• Challenge: Count lines with the string "involving" in them. State the number alone.

• Data shown:
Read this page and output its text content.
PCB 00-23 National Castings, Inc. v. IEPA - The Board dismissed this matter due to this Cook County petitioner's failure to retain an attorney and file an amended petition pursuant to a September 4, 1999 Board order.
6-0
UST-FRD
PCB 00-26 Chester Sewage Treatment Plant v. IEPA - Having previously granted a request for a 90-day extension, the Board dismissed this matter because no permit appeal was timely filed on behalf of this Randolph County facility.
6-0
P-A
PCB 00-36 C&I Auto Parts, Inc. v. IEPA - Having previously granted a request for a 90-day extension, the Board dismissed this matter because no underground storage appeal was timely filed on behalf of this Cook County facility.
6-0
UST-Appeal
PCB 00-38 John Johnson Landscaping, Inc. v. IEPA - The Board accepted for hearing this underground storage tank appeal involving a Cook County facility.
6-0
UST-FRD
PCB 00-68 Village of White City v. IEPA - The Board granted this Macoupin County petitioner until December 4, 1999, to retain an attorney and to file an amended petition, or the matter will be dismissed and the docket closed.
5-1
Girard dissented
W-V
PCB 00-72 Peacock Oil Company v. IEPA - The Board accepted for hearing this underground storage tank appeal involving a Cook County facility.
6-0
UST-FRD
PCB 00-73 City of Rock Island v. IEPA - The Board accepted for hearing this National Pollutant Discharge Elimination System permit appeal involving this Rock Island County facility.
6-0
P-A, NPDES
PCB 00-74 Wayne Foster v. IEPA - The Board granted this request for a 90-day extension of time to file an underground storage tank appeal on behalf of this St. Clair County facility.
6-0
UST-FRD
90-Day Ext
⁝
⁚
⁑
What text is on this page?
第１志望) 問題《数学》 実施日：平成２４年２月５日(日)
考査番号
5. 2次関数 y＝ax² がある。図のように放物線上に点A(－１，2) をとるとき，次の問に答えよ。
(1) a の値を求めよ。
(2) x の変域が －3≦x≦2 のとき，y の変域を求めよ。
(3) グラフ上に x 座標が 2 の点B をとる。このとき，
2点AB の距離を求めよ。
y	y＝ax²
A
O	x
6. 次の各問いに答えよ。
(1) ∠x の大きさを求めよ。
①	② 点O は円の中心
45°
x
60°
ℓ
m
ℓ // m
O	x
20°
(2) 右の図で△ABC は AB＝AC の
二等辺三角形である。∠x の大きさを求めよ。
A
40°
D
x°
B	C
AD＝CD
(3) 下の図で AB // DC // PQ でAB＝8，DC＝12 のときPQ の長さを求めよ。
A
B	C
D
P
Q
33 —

• Written solution: 3